• _Written instruction_: Give back the records below exactly, every one, with no pictures.

....

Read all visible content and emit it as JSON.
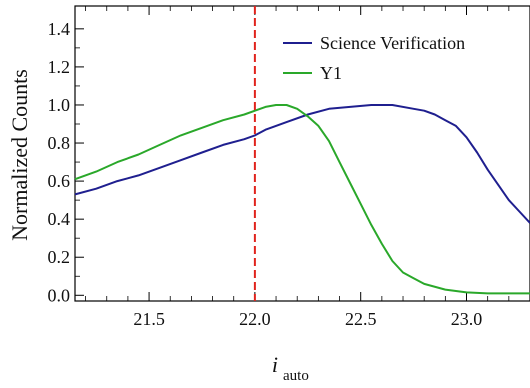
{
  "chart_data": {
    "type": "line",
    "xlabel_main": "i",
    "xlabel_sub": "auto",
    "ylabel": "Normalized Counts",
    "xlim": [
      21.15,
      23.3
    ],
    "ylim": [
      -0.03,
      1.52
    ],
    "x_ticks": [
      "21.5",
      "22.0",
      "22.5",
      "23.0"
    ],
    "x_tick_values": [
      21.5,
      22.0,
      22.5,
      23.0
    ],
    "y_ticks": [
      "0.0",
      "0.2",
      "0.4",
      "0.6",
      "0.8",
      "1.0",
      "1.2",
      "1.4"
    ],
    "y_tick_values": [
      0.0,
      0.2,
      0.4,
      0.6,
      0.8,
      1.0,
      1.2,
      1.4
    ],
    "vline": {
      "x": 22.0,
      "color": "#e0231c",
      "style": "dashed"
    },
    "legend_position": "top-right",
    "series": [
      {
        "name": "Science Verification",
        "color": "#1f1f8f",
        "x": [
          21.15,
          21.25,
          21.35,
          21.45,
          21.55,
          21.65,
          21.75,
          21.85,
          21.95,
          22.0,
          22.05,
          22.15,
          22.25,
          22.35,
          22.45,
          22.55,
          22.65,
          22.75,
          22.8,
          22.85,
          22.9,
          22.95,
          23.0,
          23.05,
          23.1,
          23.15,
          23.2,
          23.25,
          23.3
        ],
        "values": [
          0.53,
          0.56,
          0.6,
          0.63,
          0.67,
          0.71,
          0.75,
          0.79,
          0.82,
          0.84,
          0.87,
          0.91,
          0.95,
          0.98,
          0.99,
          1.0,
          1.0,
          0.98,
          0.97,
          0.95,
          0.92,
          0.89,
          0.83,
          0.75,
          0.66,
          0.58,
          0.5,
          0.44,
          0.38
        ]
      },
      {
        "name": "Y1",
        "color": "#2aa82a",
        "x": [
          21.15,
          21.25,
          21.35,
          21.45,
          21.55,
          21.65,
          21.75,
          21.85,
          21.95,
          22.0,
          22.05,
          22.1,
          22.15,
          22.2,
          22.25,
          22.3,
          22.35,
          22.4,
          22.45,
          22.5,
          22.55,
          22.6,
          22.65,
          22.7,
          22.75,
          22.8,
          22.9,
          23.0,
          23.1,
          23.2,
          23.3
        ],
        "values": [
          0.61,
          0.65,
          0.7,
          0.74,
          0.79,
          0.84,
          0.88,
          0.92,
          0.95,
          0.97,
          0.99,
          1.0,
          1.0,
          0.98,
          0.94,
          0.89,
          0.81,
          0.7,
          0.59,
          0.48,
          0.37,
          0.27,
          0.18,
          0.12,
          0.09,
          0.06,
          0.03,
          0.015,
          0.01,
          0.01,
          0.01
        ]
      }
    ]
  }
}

....

• _Exercise output_:
Read all visible content and emit it as JSON.
{
  "chart_data": {
    "type": "line",
    "xlabel_main": "i",
    "xlabel_sub": "auto",
    "ylabel": "Normalized Counts",
    "xlim": [
      21.15,
      23.3
    ],
    "ylim": [
      -0.03,
      1.52
    ],
    "x_ticks": [
      "21.5",
      "22.0",
      "22.5",
      "23.0"
    ],
    "x_tick_values": [
      21.5,
      22.0,
      22.5,
      23.0
    ],
    "y_ticks": [
      "0.0",
      "0.2",
      "0.4",
      "0.6",
      "0.8",
      "1.0",
      "1.2",
      "1.4"
    ],
    "y_tick_values": [
      0.0,
      0.2,
      0.4,
      0.6,
      0.8,
      1.0,
      1.2,
      1.4
    ],
    "vline": {
      "x": 22.0,
      "color": "#e0231c",
      "style": "dashed"
    },
    "legend_position": "top-right",
    "series": [
      {
        "name": "Science Verification",
        "color": "#1f1f8f",
        "x": [
          21.15,
          21.25,
          21.35,
          21.45,
          21.55,
          21.65,
          21.75,
          21.85,
          21.95,
          22.0,
          22.05,
          22.15,
          22.25,
          22.35,
          22.45,
          22.55,
          22.65,
          22.75,
          22.8,
          22.85,
          22.9,
          22.95,
          23.0,
          23.05,
          23.1,
          23.15,
          23.2,
          23.25,
          23.3
        ],
        "values": [
          0.53,
          0.56,
          0.6,
          0.63,
          0.67,
          0.71,
          0.75,
          0.79,
          0.82,
          0.84,
          0.87,
          0.91,
          0.95,
          0.98,
          0.99,
          1.0,
          1.0,
          0.98,
          0.97,
          0.95,
          0.92,
          0.89,
          0.83,
          0.75,
          0.66,
          0.58,
          0.5,
          0.44,
          0.38
        ]
      },
      {
        "name": "Y1",
        "color": "#2aa82a",
        "x": [
          21.15,
          21.25,
          21.35,
          21.45,
          21.55,
          21.65,
          21.75,
          21.85,
          21.95,
          22.0,
          22.05,
          22.1,
          22.15,
          22.2,
          22.25,
          22.3,
          22.35,
          22.4,
          22.45,
          22.5,
          22.55,
          22.6,
          22.65,
          22.7,
          22.75,
          22.8,
          22.9,
          23.0,
          23.1,
          23.2,
          23.3
        ],
        "values": [
          0.61,
          0.65,
          0.7,
          0.74,
          0.79,
          0.84,
          0.88,
          0.92,
          0.95,
          0.97,
          0.99,
          1.0,
          1.0,
          0.98,
          0.94,
          0.89,
          0.81,
          0.7,
          0.59,
          0.48,
          0.37,
          0.27,
          0.18,
          0.12,
          0.09,
          0.06,
          0.03,
          0.015,
          0.01,
          0.01,
          0.01
        ]
      }
    ]
  }
}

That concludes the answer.